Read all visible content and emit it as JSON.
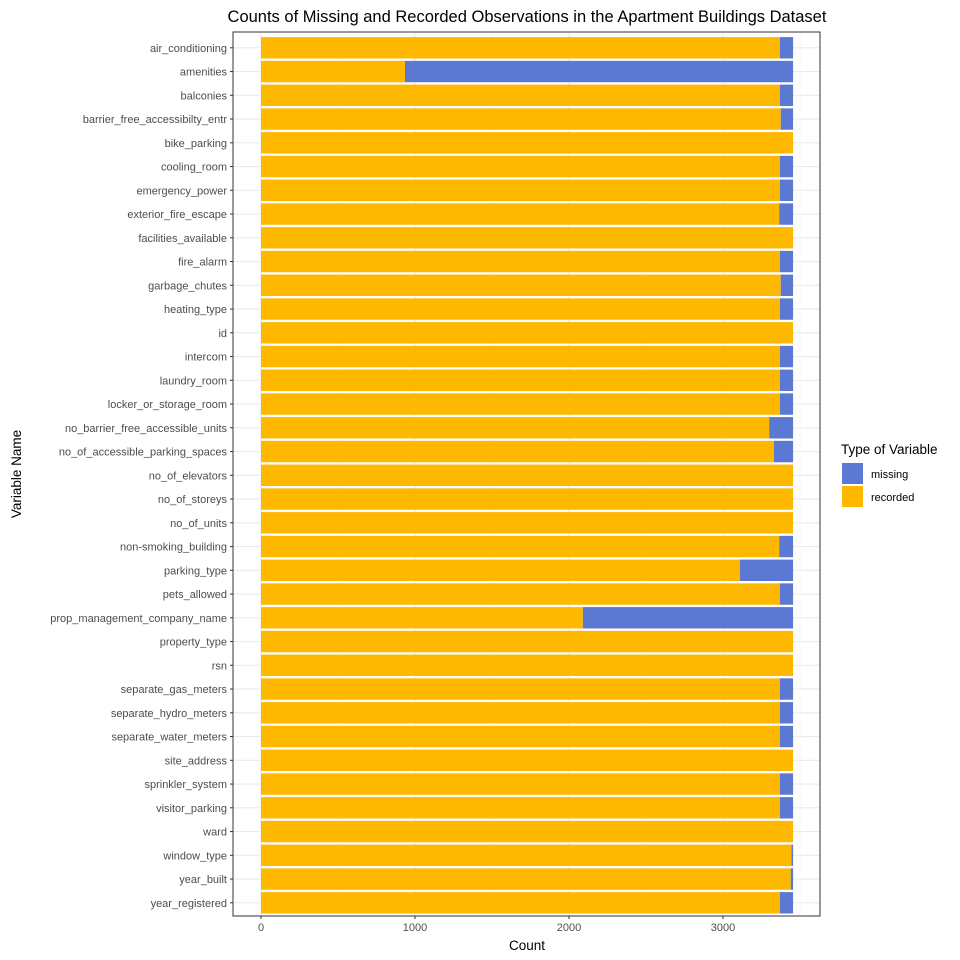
{
  "chart_data": {
    "type": "bar",
    "orientation": "horizontal",
    "stacked": true,
    "title": "Counts of Missing and Recorded Observations in the Apartment Buildings Dataset",
    "xlabel": "Count",
    "ylabel": "Variable Name",
    "xlim": [
      0,
      3650
    ],
    "xticks": [
      0,
      1000,
      2000,
      3000
    ],
    "grid": true,
    "legend": {
      "title": "Type of Variable",
      "placement": "right",
      "entries": [
        {
          "name": "missing",
          "color": "#5B78D2"
        },
        {
          "name": "recorded",
          "color": "#FFB800"
        }
      ]
    },
    "categories": [
      "air_conditioning",
      "amenities",
      "balconies",
      "barrier_free_accessibilty_entr",
      "bike_parking",
      "cooling_room",
      "emergency_power",
      "exterior_fire_escape",
      "facilities_available",
      "fire_alarm",
      "garbage_chutes",
      "heating_type",
      "id",
      "intercom",
      "laundry_room",
      "locker_or_storage_room",
      "no_barrier_free_accessible_units",
      "no_of_accessible_parking_spaces",
      "no_of_elevators",
      "no_of_storeys",
      "no_of_units",
      "non-smoking_building",
      "parking_type",
      "pets_allowed",
      "prop_management_company_name",
      "property_type",
      "rsn",
      "separate_gas_meters",
      "separate_hydro_meters",
      "separate_water_meters",
      "site_address",
      "sprinkler_system",
      "visitor_parking",
      "ward",
      "window_type",
      "year_built",
      "year_registered"
    ],
    "series": [
      {
        "name": "recorded",
        "color": "#FFB800",
        "values": [
          3370,
          935,
          3370,
          3375,
          3455,
          3370,
          3370,
          3365,
          3455,
          3370,
          3375,
          3370,
          3455,
          3370,
          3370,
          3370,
          3300,
          3330,
          3455,
          3455,
          3455,
          3365,
          3110,
          3370,
          2090,
          3455,
          3455,
          3370,
          3370,
          3370,
          3455,
          3370,
          3370,
          3455,
          3445,
          3440,
          3370
        ]
      },
      {
        "name": "missing",
        "color": "#5B78D2",
        "values": [
          85,
          2520,
          85,
          80,
          0,
          85,
          85,
          90,
          0,
          85,
          80,
          85,
          0,
          85,
          85,
          85,
          155,
          125,
          0,
          0,
          0,
          90,
          345,
          85,
          1365,
          0,
          0,
          85,
          85,
          85,
          0,
          85,
          85,
          0,
          10,
          15,
          85
        ]
      }
    ]
  }
}
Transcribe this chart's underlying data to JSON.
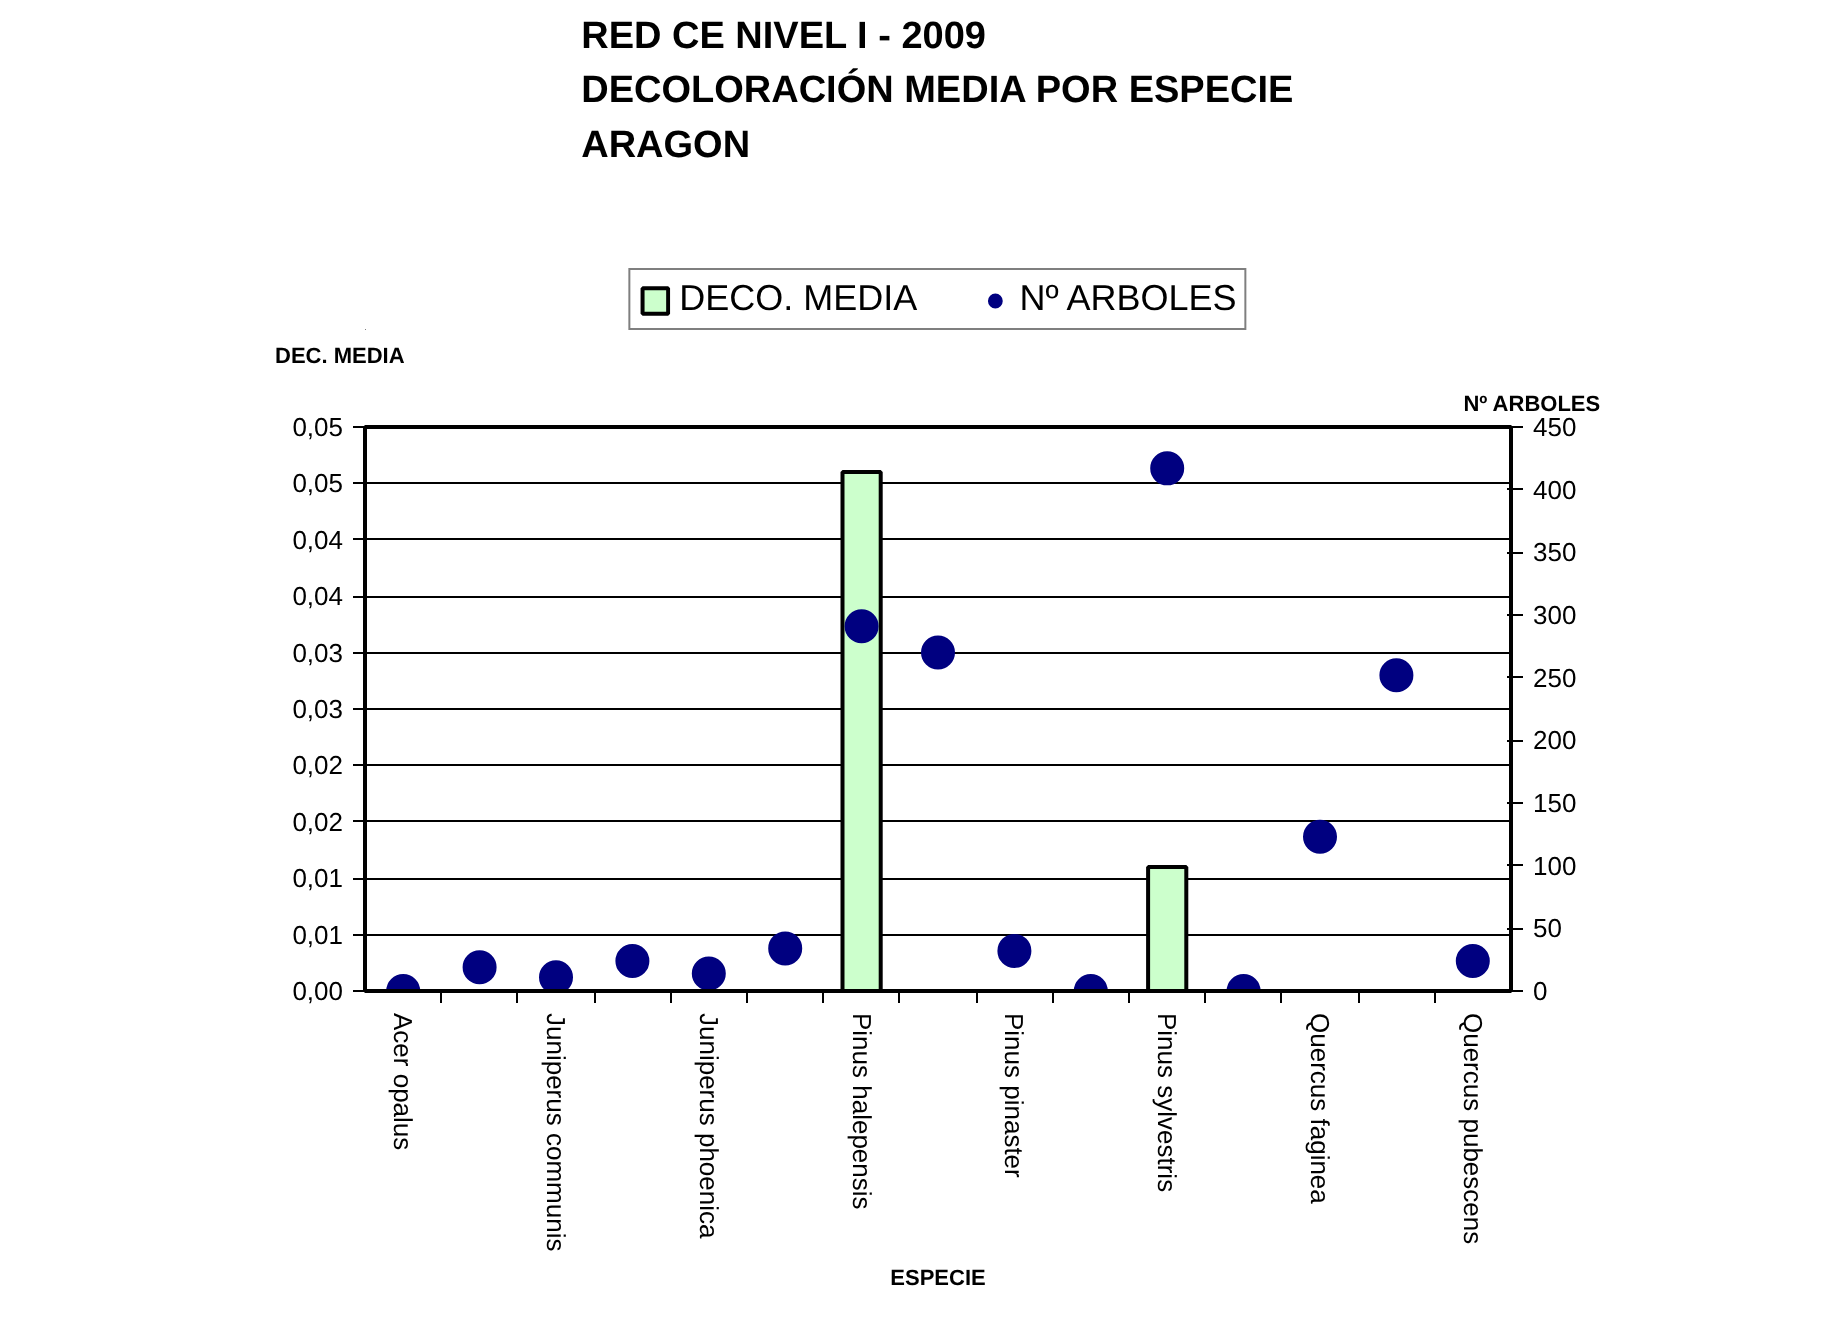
{
  "chart_data": {
    "type": "bar",
    "title": "RED CE NIVEL I - 2009\nDECOLORACIÓN MEDIA POR ESPECIE\nARAGON",
    "xlabel": "ESPECIE",
    "ylabel": "DEC. MEDIA",
    "y2label": "Nº ARBOLES",
    "categories": [
      "Acer opalus",
      null,
      "Juniperus communis",
      null,
      "Juniperus phoenica",
      null,
      "Pinus halepensis",
      null,
      "Pinus pinaster",
      null,
      "Pinus sylvestris",
      null,
      "Quercus faginea",
      null,
      "Quercus pubescens"
    ],
    "series": [
      {
        "name": "DECO. MEDIA",
        "color": "#ccffcc",
        "values": [
          null,
          null,
          null,
          null,
          null,
          null,
          0.046,
          null,
          null,
          null,
          0.011,
          null,
          null,
          null,
          null
        ]
      },
      {
        "name": "Nº ARBOLES",
        "type": "scatter",
        "axis": "y2",
        "color": "#000080",
        "values": [
          0,
          19,
          11,
          24,
          14,
          34,
          291,
          270,
          32,
          0,
          417,
          0,
          123,
          252,
          24
        ]
      }
    ],
    "ylim": [
      0,
      0.05
    ],
    "yticks": [
      {
        "value": 0,
        "label": "0,00"
      },
      {
        "value": 0.005,
        "label": "0,01"
      },
      {
        "value": 0.01,
        "label": "0,01"
      },
      {
        "value": 0.015,
        "label": "0,02"
      },
      {
        "value": 0.02,
        "label": "0,02"
      },
      {
        "value": 0.025,
        "label": "0,03"
      },
      {
        "value": 0.03,
        "label": "0,03"
      },
      {
        "value": 0.035,
        "label": "0,04"
      },
      {
        "value": 0.04,
        "label": "0,04"
      },
      {
        "value": 0.045,
        "label": "0,05"
      },
      {
        "value": 0.05,
        "label": "0,05"
      }
    ],
    "y2lim": [
      0,
      450
    ],
    "y2ticks": [
      0,
      50,
      100,
      150,
      200,
      250,
      300,
      350,
      400,
      450
    ],
    "grid": "y",
    "legend": "top",
    "marker": "circle"
  }
}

══════

= INSTRUCTION =
Look through the entries above; copy each line where the string "Juniperus" appears.

= ANSWER TO THE PROBLEM =
      "Juniperus communis",
      "Juniperus phoenica",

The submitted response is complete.